[Records contained in a dataset]

★ ★ ★ ★ ★ ★ ★

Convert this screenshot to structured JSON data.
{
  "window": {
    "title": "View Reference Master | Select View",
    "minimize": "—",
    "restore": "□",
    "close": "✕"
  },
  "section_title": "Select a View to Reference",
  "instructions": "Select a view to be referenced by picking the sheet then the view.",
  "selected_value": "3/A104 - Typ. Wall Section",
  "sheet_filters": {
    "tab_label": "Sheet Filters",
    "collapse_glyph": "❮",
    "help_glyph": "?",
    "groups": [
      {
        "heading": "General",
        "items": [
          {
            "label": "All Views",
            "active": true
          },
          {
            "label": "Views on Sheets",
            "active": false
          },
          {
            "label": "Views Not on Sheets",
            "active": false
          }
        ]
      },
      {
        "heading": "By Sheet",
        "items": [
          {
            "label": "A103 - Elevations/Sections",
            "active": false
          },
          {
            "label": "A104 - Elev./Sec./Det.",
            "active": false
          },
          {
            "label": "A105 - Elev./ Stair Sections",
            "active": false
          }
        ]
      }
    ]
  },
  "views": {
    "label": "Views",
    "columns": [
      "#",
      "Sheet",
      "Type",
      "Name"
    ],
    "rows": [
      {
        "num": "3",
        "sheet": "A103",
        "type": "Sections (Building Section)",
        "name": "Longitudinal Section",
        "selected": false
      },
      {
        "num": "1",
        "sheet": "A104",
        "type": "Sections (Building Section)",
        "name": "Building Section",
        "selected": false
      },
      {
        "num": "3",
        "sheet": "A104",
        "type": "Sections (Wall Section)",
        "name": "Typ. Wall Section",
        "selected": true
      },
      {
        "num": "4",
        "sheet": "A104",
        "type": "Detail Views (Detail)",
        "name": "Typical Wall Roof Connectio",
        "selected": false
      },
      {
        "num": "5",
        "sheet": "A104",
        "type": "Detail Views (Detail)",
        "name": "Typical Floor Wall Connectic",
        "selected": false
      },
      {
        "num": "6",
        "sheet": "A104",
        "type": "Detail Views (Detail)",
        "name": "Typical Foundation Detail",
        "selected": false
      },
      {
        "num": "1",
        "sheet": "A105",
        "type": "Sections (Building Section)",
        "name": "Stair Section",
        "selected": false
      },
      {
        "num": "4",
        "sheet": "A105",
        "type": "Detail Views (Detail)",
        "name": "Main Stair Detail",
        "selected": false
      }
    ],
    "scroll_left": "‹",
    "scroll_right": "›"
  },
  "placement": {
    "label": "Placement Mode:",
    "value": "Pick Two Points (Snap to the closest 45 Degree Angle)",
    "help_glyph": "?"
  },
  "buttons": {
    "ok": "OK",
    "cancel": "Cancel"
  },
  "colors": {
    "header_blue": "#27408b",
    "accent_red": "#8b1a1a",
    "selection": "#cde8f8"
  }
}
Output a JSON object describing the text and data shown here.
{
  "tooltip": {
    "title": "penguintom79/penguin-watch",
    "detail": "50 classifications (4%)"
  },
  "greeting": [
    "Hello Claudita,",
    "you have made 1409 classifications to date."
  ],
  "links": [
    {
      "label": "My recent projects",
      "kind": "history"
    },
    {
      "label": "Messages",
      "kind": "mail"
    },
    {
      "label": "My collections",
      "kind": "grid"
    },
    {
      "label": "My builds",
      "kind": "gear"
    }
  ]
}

★ ★ ★ ★ ★ ★ ★

Quote exactly the line containing "Output a JSON" and every later line through the end of the listing, and no other lines.

Exercise response |
Output a JSON object describing the text and data shown here.
{
  "tooltip": {
    "title": "penguintom79/penguin-watch",
    "detail": "50 classifications (4%)"
  },
  "greeting": [
    "Hello Claudita,",
    "you have made 1409 classifications to date."
  ],
  "links": [
    {
      "label": "My recent projects",
      "kind": "history"
    },
    {
      "label": "Messages",
      "kind": "mail"
    },
    {
      "label": "My collections",
      "kind": "grid"
    },
    {
      "label": "My builds",
      "kind": "gear"
    }
  ]
}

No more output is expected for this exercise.